Figure content listings
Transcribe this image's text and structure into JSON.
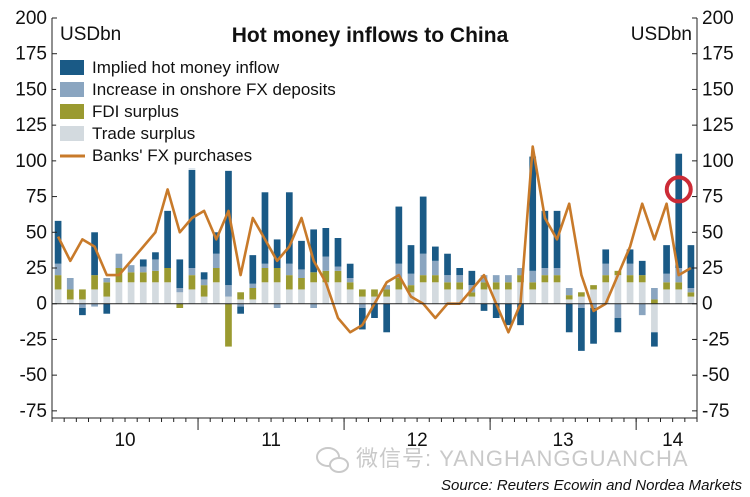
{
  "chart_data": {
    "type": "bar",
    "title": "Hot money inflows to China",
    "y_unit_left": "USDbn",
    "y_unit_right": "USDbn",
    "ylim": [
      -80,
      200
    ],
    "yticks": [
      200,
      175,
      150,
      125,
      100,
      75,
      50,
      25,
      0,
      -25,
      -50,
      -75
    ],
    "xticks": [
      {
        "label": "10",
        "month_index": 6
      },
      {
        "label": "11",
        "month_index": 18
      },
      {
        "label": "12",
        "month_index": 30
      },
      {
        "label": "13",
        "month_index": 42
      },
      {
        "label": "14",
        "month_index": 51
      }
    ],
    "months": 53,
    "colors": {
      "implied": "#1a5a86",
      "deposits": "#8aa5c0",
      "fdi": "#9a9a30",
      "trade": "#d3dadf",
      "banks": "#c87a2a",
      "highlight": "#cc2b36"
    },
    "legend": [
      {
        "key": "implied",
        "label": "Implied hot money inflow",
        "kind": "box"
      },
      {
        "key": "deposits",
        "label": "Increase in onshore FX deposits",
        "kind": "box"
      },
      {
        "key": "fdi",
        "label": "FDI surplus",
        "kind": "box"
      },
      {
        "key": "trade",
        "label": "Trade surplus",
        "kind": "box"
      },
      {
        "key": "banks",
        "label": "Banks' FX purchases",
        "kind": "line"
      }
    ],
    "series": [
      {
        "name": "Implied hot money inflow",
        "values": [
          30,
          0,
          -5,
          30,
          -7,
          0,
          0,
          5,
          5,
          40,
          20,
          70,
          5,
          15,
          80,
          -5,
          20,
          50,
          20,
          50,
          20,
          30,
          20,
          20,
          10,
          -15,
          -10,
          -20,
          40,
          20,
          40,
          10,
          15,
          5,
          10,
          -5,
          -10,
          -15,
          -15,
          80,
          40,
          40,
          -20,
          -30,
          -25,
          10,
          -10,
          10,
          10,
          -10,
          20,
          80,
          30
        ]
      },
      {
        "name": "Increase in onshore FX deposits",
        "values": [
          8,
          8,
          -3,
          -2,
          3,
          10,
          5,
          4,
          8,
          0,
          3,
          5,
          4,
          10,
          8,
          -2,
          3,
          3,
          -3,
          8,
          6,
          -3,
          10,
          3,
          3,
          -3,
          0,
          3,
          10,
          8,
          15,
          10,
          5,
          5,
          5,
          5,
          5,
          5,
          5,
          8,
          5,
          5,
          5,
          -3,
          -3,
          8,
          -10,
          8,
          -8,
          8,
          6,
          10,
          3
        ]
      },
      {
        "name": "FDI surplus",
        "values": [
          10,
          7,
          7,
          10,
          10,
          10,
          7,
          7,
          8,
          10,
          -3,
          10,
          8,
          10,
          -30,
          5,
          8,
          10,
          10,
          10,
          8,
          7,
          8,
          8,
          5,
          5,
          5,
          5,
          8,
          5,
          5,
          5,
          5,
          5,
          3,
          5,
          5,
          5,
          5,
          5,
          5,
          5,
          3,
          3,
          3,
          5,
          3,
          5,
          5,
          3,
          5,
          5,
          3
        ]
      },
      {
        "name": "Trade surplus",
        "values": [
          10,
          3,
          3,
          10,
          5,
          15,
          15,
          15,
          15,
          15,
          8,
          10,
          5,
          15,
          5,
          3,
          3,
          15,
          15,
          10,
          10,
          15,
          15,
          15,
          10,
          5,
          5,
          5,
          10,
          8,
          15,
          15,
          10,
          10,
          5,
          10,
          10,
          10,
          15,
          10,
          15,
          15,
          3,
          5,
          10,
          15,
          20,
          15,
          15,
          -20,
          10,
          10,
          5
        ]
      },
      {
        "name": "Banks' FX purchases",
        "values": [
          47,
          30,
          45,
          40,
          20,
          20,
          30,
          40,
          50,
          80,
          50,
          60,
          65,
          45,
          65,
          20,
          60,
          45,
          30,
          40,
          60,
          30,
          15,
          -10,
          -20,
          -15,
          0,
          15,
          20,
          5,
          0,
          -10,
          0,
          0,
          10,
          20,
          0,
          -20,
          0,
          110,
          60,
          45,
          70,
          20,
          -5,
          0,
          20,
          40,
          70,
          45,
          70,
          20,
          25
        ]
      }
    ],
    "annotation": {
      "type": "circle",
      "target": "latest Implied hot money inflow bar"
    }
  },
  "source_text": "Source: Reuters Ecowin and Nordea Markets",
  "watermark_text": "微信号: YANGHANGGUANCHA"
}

WHAT YOU ARE ASKED TO DO:
Copy every line of the data exactly as written, excluding the pictures.

SOLUTION TO THIS EXERCISE:
Transcribe this image's text and structure into JSON.
{
  "chart_data": {
    "type": "bar",
    "title": "Hot money inflows to China",
    "y_unit_left": "USDbn",
    "y_unit_right": "USDbn",
    "ylim": [
      -80,
      200
    ],
    "yticks": [
      200,
      175,
      150,
      125,
      100,
      75,
      50,
      25,
      0,
      -25,
      -50,
      -75
    ],
    "xticks": [
      {
        "label": "10",
        "month_index": 6
      },
      {
        "label": "11",
        "month_index": 18
      },
      {
        "label": "12",
        "month_index": 30
      },
      {
        "label": "13",
        "month_index": 42
      },
      {
        "label": "14",
        "month_index": 51
      }
    ],
    "months": 53,
    "colors": {
      "implied": "#1a5a86",
      "deposits": "#8aa5c0",
      "fdi": "#9a9a30",
      "trade": "#d3dadf",
      "banks": "#c87a2a",
      "highlight": "#cc2b36"
    },
    "legend": [
      {
        "key": "implied",
        "label": "Implied hot money inflow",
        "kind": "box"
      },
      {
        "key": "deposits",
        "label": "Increase in onshore FX deposits",
        "kind": "box"
      },
      {
        "key": "fdi",
        "label": "FDI surplus",
        "kind": "box"
      },
      {
        "key": "trade",
        "label": "Trade surplus",
        "kind": "box"
      },
      {
        "key": "banks",
        "label": "Banks' FX purchases",
        "kind": "line"
      }
    ],
    "series": [
      {
        "name": "Implied hot money inflow",
        "values": [
          30,
          0,
          -5,
          30,
          -7,
          0,
          0,
          5,
          5,
          40,
          20,
          70,
          5,
          15,
          80,
          -5,
          20,
          50,
          20,
          50,
          20,
          30,
          20,
          20,
          10,
          -15,
          -10,
          -20,
          40,
          20,
          40,
          10,
          15,
          5,
          10,
          -5,
          -10,
          -15,
          -15,
          80,
          40,
          40,
          -20,
          -30,
          -25,
          10,
          -10,
          10,
          10,
          -10,
          20,
          80,
          30
        ]
      },
      {
        "name": "Increase in onshore FX deposits",
        "values": [
          8,
          8,
          -3,
          -2,
          3,
          10,
          5,
          4,
          8,
          0,
          3,
          5,
          4,
          10,
          8,
          -2,
          3,
          3,
          -3,
          8,
          6,
          -3,
          10,
          3,
          3,
          -3,
          0,
          3,
          10,
          8,
          15,
          10,
          5,
          5,
          5,
          5,
          5,
          5,
          5,
          8,
          5,
          5,
          5,
          -3,
          -3,
          8,
          -10,
          8,
          -8,
          8,
          6,
          10,
          3
        ]
      },
      {
        "name": "FDI surplus",
        "values": [
          10,
          7,
          7,
          10,
          10,
          10,
          7,
          7,
          8,
          10,
          -3,
          10,
          8,
          10,
          -30,
          5,
          8,
          10,
          10,
          10,
          8,
          7,
          8,
          8,
          5,
          5,
          5,
          5,
          8,
          5,
          5,
          5,
          5,
          5,
          3,
          5,
          5,
          5,
          5,
          5,
          5,
          5,
          3,
          3,
          3,
          5,
          3,
          5,
          5,
          3,
          5,
          5,
          3
        ]
      },
      {
        "name": "Trade surplus",
        "values": [
          10,
          3,
          3,
          10,
          5,
          15,
          15,
          15,
          15,
          15,
          8,
          10,
          5,
          15,
          5,
          3,
          3,
          15,
          15,
          10,
          10,
          15,
          15,
          15,
          10,
          5,
          5,
          5,
          10,
          8,
          15,
          15,
          10,
          10,
          5,
          10,
          10,
          10,
          15,
          10,
          15,
          15,
          3,
          5,
          10,
          15,
          20,
          15,
          15,
          -20,
          10,
          10,
          5
        ]
      },
      {
        "name": "Banks' FX purchases",
        "values": [
          47,
          30,
          45,
          40,
          20,
          20,
          30,
          40,
          50,
          80,
          50,
          60,
          65,
          45,
          65,
          20,
          60,
          45,
          30,
          40,
          60,
          30,
          15,
          -10,
          -20,
          -15,
          0,
          15,
          20,
          5,
          0,
          -10,
          0,
          0,
          10,
          20,
          0,
          -20,
          0,
          110,
          60,
          45,
          70,
          20,
          -5,
          0,
          20,
          40,
          70,
          45,
          70,
          20,
          25
        ]
      }
    ],
    "annotation": {
      "type": "circle",
      "target": "latest Implied hot money inflow bar"
    }
  },
  "source_text": "Source: Reuters Ecowin and Nordea Markets",
  "watermark_text": "微信号: YANGHANGGUANCHA"
}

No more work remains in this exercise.